**SET PROBLEM**
State how many lines include "Users", giving the number by itself.

**DATA FOR PROCESSING**
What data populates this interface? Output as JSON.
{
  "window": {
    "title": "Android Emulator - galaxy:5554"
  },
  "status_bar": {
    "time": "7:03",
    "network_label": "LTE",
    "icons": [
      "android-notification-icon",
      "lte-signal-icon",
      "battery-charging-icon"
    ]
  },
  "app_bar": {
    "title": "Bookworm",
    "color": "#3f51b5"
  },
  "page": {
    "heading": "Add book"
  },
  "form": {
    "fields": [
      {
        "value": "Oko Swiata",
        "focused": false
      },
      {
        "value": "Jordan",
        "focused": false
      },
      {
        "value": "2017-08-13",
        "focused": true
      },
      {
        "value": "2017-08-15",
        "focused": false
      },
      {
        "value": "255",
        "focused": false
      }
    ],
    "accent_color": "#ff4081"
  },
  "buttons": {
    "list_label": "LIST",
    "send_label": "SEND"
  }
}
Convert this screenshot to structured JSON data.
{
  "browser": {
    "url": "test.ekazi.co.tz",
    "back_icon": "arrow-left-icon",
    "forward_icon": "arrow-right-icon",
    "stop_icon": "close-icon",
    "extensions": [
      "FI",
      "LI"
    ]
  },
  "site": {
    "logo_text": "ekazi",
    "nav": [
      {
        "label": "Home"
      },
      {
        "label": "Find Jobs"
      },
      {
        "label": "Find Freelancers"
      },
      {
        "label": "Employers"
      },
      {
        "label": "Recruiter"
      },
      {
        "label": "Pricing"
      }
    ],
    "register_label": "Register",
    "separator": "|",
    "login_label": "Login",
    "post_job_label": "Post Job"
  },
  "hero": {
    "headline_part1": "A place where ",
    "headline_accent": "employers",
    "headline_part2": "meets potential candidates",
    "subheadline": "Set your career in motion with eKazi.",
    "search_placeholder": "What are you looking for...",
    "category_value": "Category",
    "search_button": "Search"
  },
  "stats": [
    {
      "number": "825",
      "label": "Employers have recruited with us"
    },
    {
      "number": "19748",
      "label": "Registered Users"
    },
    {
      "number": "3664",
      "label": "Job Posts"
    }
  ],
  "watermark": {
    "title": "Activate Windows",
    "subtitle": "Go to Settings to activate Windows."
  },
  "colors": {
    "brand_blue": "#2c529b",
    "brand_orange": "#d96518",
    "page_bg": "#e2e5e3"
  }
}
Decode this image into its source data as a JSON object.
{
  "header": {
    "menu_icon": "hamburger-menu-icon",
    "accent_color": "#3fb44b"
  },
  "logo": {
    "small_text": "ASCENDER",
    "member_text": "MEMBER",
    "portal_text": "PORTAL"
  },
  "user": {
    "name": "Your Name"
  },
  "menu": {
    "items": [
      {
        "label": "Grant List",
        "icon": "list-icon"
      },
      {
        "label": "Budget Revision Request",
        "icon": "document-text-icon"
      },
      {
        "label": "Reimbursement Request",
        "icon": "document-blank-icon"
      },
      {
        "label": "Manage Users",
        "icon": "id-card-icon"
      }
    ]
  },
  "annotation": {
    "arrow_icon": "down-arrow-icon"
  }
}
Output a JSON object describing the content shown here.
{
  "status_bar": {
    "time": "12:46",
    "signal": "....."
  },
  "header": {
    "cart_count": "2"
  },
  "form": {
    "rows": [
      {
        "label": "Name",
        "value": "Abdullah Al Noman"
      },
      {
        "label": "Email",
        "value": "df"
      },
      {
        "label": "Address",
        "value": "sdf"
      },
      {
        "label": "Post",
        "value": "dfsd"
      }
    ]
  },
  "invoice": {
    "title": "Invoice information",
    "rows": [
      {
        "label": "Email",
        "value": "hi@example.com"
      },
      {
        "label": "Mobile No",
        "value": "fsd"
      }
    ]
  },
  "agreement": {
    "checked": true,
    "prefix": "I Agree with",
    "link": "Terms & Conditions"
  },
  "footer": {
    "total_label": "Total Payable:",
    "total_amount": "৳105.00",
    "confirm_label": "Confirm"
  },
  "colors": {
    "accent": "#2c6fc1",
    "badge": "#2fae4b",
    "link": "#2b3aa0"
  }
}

**RESPONSE BELOW**
2